SOURCE DOCUMENT –
It's magical, right?
And so inside the Supporting Struggling Students masterclass, I'm going to show you the difference between productive and destructive struggle and show you how you can teach teachers that difference. And then I'm also going to show you how to create red flags so that you can help your teachers put these red flags in place. This is. This is great for, like, PLCs, you know, number of times when we look at PLCs, we're looking at after the fact data. But imagine having PLCs looking at upcoming unit and say, all right, what does productive struggle look like in this unit? What does destructive struggle look like for this unit? What are our red flags?
And together. Think about this. What if your PLC's together created those red flags and already had interventions in place? And then they go out and teach and they talk about what red flags are showing up, but they also talk about the power that those interventions had. This is I mean, think about this. When we have people, instead of drowning in data, we paid attention to the data in real time, the upstream data, the data that happens before the data that we're going to talk about in the data meetings. The first sign of struggle. Think about how different Tier 1 instruction will look at your school.
It's a simple tweak, but it makes such a difference. All right, so now let's talk about the second mistake. The second mistake that we make is related to this, right? Because we are having teachers look at the wrong data and we're focused exclusively on after the fact data. Instead of showing teachers how to recognize real time data, teachers are reacting rather than anticipating. And so most of the training that we give our teachers is reactive. We see something happening, let's give you some training to fix it. And we're training teachers to, oh, looks like the data is telling us the kids aren't understanding X, Y and Z.

WHAT IS ASKED –
According to the talk, what is the second mistake? The lines that come next are separate material, unrelated to the talk.

SUPPLIED DATA –
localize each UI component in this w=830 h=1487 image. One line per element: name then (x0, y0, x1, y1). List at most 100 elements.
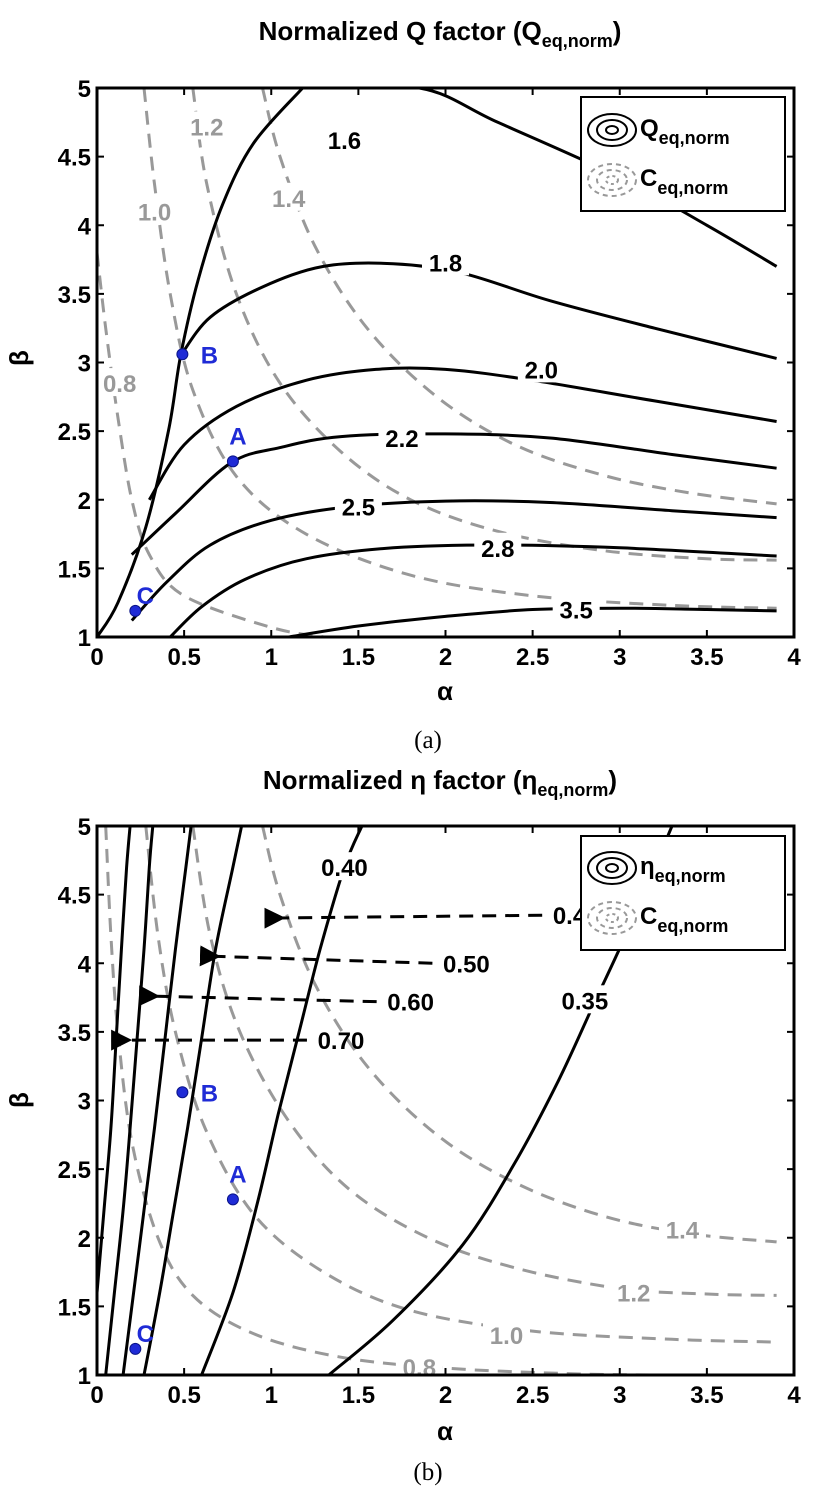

TASK SOLUTION –
Having teachers look at the wrong data, with the focus exclusively on after-the-fact data.